··· Information given ···

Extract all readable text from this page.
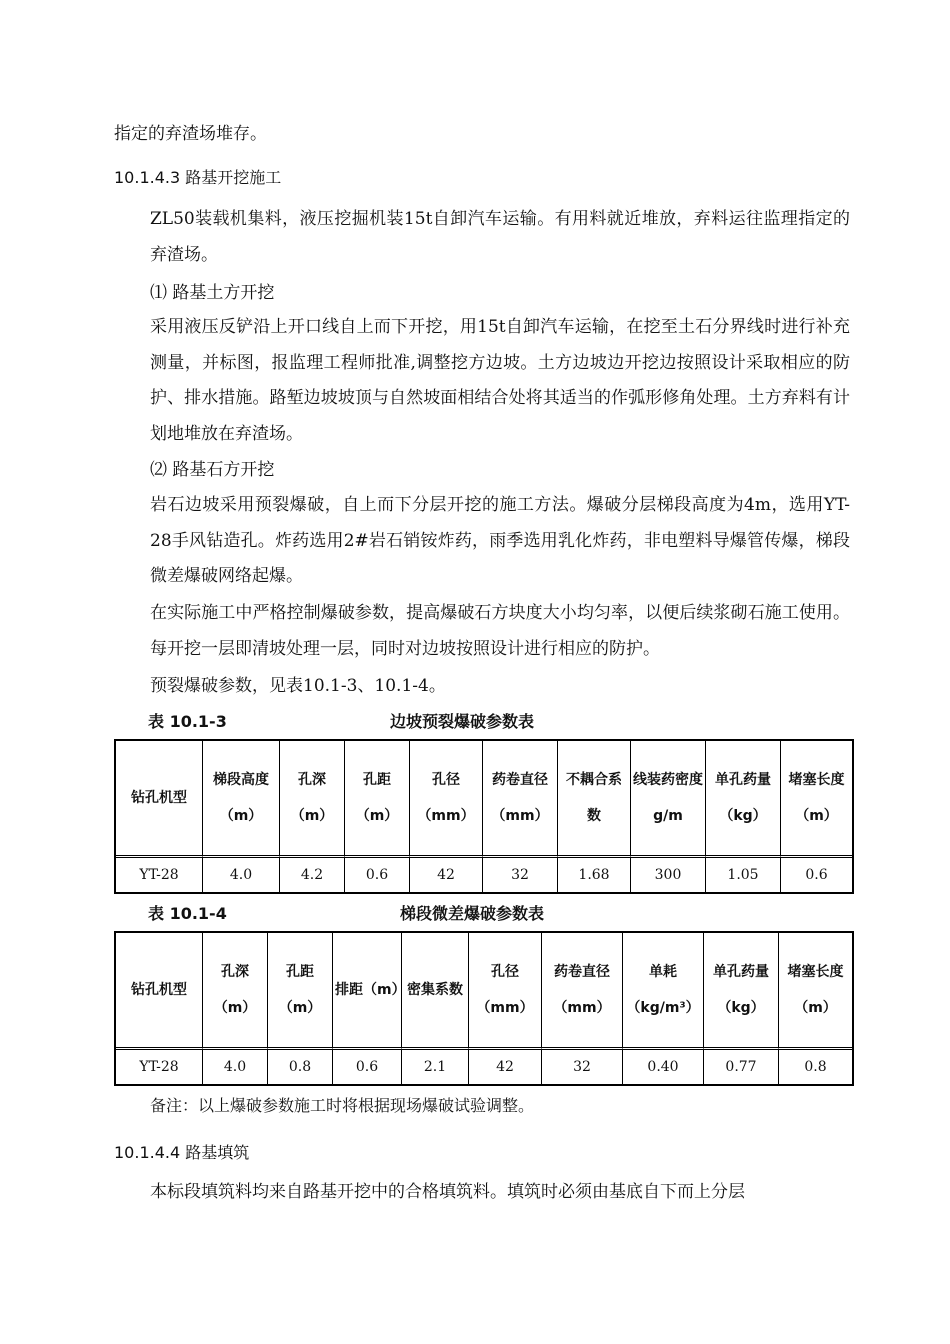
指定的弃渣场堆存。
10.1.4.3 路基开挖施工
ZL50装载机集料，液压挖掘机装15t自卸汽车运输。有用料就近堆放，弃料运往监理指定的弃渣场。
⑴ 路基土方开挖
采用液压反铲沿上开口线自上而下开挖，用15t自卸汽车运输，在挖至土石分界线时进行补充测量，并标图，报监理工程师批准,调整挖方边坡。土方边坡边开挖边按照设计采取相应的防护、排水措施。路堑边坡坡顶与自然坡面相结合处将其适当的作弧形修角处理。土方弃料有计划地堆放在弃渣场。
⑵ 路基石方开挖
岩石边坡采用预裂爆破，自上而下分层开挖的施工方法。爆破分层梯段高度为4m，选用YT-28手风钻造孔。炸药选用2#岩石销铵炸药，雨季选用乳化炸药，非电塑料导爆管传爆，梯段微差爆破网络起爆。
在实际施工中严格控制爆破参数，提高爆破石方块度大小均匀率，以便后续浆砌石施工使用。每开挖一层即清坡处理一层，同时对边坡按照设计进行相应的防护。
预裂爆破参数，见表10.1-3、10.1-4。
表 10.1-3	边坡预裂爆破参数表
钻孔机型	梯段高度（m）	孔深（m）	孔距（m）	孔径（mm）	药卷直径（mm）	不耦合系数	线装药密度g/m	单孔药量（kg）	堵塞长度（m）
YT-28	4.0	4.2	0.6	42	32	1.68	300	1.05	0.6
表 10.1-4	梯段微差爆破参数表
钻孔机型	孔深（m）	孔距（m）	排距（m）	密集系数	孔径（mm）	药卷直径（mm）	单耗（kg/m³）	单孔药量（kg）	堵塞长度（m）
YT-28	4.0	0.8	0.6	2.1	42	32	0.40	0.77	0.8
备注：以上爆破参数施工时将根据现场爆破试验调整。
10.1.4.4 路基填筑
本标段填筑料均来自路基开挖中的合格填筑料。填筑时必须由基底自下而上分层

···

[What is required] Leave images out of the retyped records; keep all else exact.

[Solution]
Extract all readable text from this page.
指定的弃渣场堆存。
10.1.4.3 路基开挖施工
ZL50装载机集料，液压挖掘机装15t自卸汽车运输。有用料就近堆放，弃料运往监理指定的弃渣场。
⑴ 路基土方开挖
采用液压反铲沿上开口线自上而下开挖，用15t自卸汽车运输，在挖至土石分界线时进行补充测量，并标图，报监理工程师批准,调整挖方边坡。土方边坡边开挖边按照设计采取相应的防护、排水措施。路堑边坡坡顶与自然坡面相结合处将其适当的作弧形修角处理。土方弃料有计划地堆放在弃渣场。
⑵ 路基石方开挖
岩石边坡采用预裂爆破，自上而下分层开挖的施工方法。爆破分层梯段高度为4m，选用YT-28手风钻造孔。炸药选用2#岩石销铵炸药，雨季选用乳化炸药，非电塑料导爆管传爆，梯段微差爆破网络起爆。
在实际施工中严格控制爆破参数，提高爆破石方块度大小均匀率，以便后续浆砌石施工使用。每开挖一层即清坡处理一层，同时对边坡按照设计进行相应的防护。
预裂爆破参数，见表10.1-3、10.1-4。
表 10.1-3	边坡预裂爆破参数表
钻孔机型	梯段高度（m）	孔深（m）	孔距（m）	孔径（mm）	药卷直径（mm）	不耦合系数	线装药密度g/m	单孔药量（kg）	堵塞长度（m）
YT-28	4.0	4.2	0.6	42	32	1.68	300	1.05	0.6
表 10.1-4	梯段微差爆破参数表
钻孔机型	孔深（m）	孔距（m）	排距（m）	密集系数	孔径（mm）	药卷直径（mm）	单耗（kg/m³）	单孔药量（kg）	堵塞长度（m）
YT-28	4.0	0.8	0.6	2.1	42	32	0.40	0.77	0.8
备注：以上爆破参数施工时将根据现场爆破试验调整。
10.1.4.4 路基填筑
本标段填筑料均来自路基开挖中的合格填筑料。填筑时必须由基底自下而上分层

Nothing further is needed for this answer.